Data excerpts:
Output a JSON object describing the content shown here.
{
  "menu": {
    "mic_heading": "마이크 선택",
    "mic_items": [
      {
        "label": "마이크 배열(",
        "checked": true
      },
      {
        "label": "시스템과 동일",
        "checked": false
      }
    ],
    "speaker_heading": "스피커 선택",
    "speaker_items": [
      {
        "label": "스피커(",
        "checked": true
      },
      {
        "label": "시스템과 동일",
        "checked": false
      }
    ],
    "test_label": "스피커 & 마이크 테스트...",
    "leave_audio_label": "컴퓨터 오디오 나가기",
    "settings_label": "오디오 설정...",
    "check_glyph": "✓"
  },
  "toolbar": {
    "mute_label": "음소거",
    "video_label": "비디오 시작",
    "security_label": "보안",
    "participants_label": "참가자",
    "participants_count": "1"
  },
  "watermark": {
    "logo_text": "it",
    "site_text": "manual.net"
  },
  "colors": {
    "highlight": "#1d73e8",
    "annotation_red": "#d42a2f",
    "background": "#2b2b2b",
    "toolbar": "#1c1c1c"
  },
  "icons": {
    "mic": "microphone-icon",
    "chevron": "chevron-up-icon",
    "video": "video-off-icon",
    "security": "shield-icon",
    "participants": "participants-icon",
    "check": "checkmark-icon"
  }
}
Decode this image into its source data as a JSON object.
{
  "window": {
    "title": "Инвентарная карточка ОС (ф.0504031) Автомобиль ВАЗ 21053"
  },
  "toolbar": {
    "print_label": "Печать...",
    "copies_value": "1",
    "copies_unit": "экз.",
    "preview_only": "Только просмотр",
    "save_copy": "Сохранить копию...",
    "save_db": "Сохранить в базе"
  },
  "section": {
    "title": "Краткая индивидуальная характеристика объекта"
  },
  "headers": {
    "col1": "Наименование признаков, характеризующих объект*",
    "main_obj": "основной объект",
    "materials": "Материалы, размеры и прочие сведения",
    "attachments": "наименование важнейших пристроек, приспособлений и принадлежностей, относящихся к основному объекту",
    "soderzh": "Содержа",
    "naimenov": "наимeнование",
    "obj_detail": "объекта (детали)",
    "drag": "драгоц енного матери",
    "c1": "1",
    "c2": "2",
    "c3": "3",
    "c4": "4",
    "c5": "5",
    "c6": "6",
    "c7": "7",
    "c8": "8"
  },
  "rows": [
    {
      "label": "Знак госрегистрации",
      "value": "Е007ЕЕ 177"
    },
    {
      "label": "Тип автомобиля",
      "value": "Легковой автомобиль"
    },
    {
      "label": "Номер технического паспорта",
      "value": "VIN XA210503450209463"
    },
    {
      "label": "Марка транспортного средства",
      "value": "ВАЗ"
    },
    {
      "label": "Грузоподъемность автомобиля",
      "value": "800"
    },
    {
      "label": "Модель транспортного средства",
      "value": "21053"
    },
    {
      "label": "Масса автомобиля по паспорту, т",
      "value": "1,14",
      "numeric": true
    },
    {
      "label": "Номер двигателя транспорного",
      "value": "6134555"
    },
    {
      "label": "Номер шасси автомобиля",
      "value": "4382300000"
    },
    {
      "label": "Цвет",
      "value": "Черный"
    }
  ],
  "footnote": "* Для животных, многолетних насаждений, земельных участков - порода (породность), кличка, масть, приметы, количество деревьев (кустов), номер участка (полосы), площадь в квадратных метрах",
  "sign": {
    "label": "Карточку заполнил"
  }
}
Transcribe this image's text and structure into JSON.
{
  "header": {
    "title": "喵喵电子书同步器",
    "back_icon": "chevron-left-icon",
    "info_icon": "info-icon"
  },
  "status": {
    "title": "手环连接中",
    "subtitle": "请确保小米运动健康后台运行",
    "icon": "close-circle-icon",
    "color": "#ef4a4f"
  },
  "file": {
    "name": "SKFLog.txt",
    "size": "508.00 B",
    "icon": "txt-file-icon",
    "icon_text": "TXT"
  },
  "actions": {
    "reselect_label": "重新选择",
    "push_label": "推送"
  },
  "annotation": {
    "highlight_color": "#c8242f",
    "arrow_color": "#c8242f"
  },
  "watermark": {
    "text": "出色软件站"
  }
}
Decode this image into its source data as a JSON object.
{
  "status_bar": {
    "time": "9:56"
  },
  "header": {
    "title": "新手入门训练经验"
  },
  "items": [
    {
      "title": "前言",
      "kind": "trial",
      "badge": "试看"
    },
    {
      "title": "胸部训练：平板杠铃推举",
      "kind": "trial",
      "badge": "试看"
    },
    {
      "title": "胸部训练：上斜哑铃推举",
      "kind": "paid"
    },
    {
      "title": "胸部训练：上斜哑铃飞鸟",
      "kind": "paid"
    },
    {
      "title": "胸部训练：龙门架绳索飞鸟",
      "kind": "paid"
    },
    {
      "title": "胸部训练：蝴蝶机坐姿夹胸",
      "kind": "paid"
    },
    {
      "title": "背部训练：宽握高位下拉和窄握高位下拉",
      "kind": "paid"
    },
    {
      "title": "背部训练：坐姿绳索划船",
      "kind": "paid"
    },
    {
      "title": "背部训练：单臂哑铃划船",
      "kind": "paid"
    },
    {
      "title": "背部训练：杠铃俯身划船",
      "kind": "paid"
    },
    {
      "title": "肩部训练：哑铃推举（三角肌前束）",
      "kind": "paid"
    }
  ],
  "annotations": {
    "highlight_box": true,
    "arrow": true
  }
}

▶ [EXERCISE AIM]:
Quote all of the entries exactly as they appear.

▶ [WRITTEN RESPONSE]:
Output a JSON object describing the content shown here.
{
  "menu": {
    "mic_heading": "마이크 선택",
    "mic_items": [
      {
        "label": "마이크 배열(",
        "checked": true
      },
      {
        "label": "시스템과 동일",
        "checked": false
      }
    ],
    "speaker_heading": "스피커 선택",
    "speaker_items": [
      {
        "label": "스피커(",
        "checked": true
      },
      {
        "label": "시스템과 동일",
        "checked": false
      }
    ],
    "test_label": "스피커 & 마이크 테스트...",
    "leave_audio_label": "컴퓨터 오디오 나가기",
    "settings_label": "오디오 설정...",
    "check_glyph": "✓"
  },
  "toolbar": {
    "mute_label": "음소거",
    "video_label": "비디오 시작",
    "security_label": "보안",
    "participants_label": "참가자",
    "participants_count": "1"
  },
  "watermark": {
    "logo_text": "it",
    "site_text": "manual.net"
  },
  "colors": {
    "highlight": "#1d73e8",
    "annotation_red": "#d42a2f",
    "background": "#2b2b2b",
    "toolbar": "#1c1c1c"
  },
  "icons": {
    "mic": "microphone-icon",
    "chevron": "chevron-up-icon",
    "video": "video-off-icon",
    "security": "shield-icon",
    "participants": "participants-icon",
    "check": "checkmark-icon"
  }
}
Decode this image into its source data as a JSON object.
{
  "window": {
    "title": "Инвентарная карточка ОС (ф.0504031) Автомобиль ВАЗ 21053"
  },
  "toolbar": {
    "print_label": "Печать...",
    "copies_value": "1",
    "copies_unit": "экз.",
    "preview_only": "Только просмотр",
    "save_copy": "Сохранить копию...",
    "save_db": "Сохранить в базе"
  },
  "section": {
    "title": "Краткая индивидуальная характеристика объекта"
  },
  "headers": {
    "col1": "Наименование признаков, характеризующих объект*",
    "main_obj": "основной объект",
    "materials": "Материалы, размеры и прочие сведения",
    "attachments": "наименование важнейших пристроек, приспособлений и принадлежностей, относящихся к основному объекту",
    "soderzh": "Содержа",
    "naimenov": "наимeнование",
    "obj_detail": "объекта (детали)",
    "drag": "драгоц енного матери",
    "c1": "1",
    "c2": "2",
    "c3": "3",
    "c4": "4",
    "c5": "5",
    "c6": "6",
    "c7": "7",
    "c8": "8"
  },
  "rows": [
    {
      "label": "Знак госрегистрации",
      "value": "Е007ЕЕ 177"
    },
    {
      "label": "Тип автомобиля",
      "value": "Легковой автомобиль"
    },
    {
      "label": "Номер технического паспорта",
      "value": "VIN XA210503450209463"
    },
    {
      "label": "Марка транспортного средства",
      "value": "ВАЗ"
    },
    {
      "label": "Грузоподъемность автомобиля",
      "value": "800"
    },
    {
      "label": "Модель транспортного средства",
      "value": "21053"
    },
    {
      "label": "Масса автомобиля по паспорту, т",
      "value": "1,14",
      "numeric": true
    },
    {
      "label": "Номер двигателя транспорного",
      "value": "6134555"
    },
    {
      "label": "Номер шасси автомобиля",
      "value": "4382300000"
    },
    {
      "label": "Цвет",
      "value": "Черный"
    }
  ],
  "footnote": "* Для животных, многолетних насаждений, земельных участков - порода (породность), кличка, масть, приметы, количество деревьев (кустов), номер участка (полосы), площадь в квадратных метрах",
  "sign": {
    "label": "Карточку заполнил"
  }
}
Transcribe this image's text and structure into JSON.
{
  "header": {
    "title": "喵喵电子书同步器",
    "back_icon": "chevron-left-icon",
    "info_icon": "info-icon"
  },
  "status": {
    "title": "手环连接中",
    "subtitle": "请确保小米运动健康后台运行",
    "icon": "close-circle-icon",
    "color": "#ef4a4f"
  },
  "file": {
    "name": "SKFLog.txt",
    "size": "508.00 B",
    "icon": "txt-file-icon",
    "icon_text": "TXT"
  },
  "actions": {
    "reselect_label": "重新选择",
    "push_label": "推送"
  },
  "annotation": {
    "highlight_color": "#c8242f",
    "arrow_color": "#c8242f"
  },
  "watermark": {
    "text": "出色软件站"
  }
}
Decode this image into its source data as a JSON object.
{
  "status_bar": {
    "time": "9:56"
  },
  "header": {
    "title": "新手入门训练经验"
  },
  "items": [
    {
      "title": "前言",
      "kind": "trial",
      "badge": "试看"
    },
    {
      "title": "胸部训练：平板杠铃推举",
      "kind": "trial",
      "badge": "试看"
    },
    {
      "title": "胸部训练：上斜哑铃推举",
      "kind": "paid"
    },
    {
      "title": "胸部训练：上斜哑铃飞鸟",
      "kind": "paid"
    },
    {
      "title": "胸部训练：龙门架绳索飞鸟",
      "kind": "paid"
    },
    {
      "title": "胸部训练：蝴蝶机坐姿夹胸",
      "kind": "paid"
    },
    {
      "title": "背部训练：宽握高位下拉和窄握高位下拉",
      "kind": "paid"
    },
    {
      "title": "背部训练：坐姿绳索划船",
      "kind": "paid"
    },
    {
      "title": "背部训练：单臂哑铃划船",
      "kind": "paid"
    },
    {
      "title": "背部训练：杠铃俯身划船",
      "kind": "paid"
    },
    {
      "title": "肩部训练：哑铃推举（三角肌前束）",
      "kind": "paid"
    }
  ],
  "annotations": {
    "highlight_box": true,
    "arrow": true
  }
}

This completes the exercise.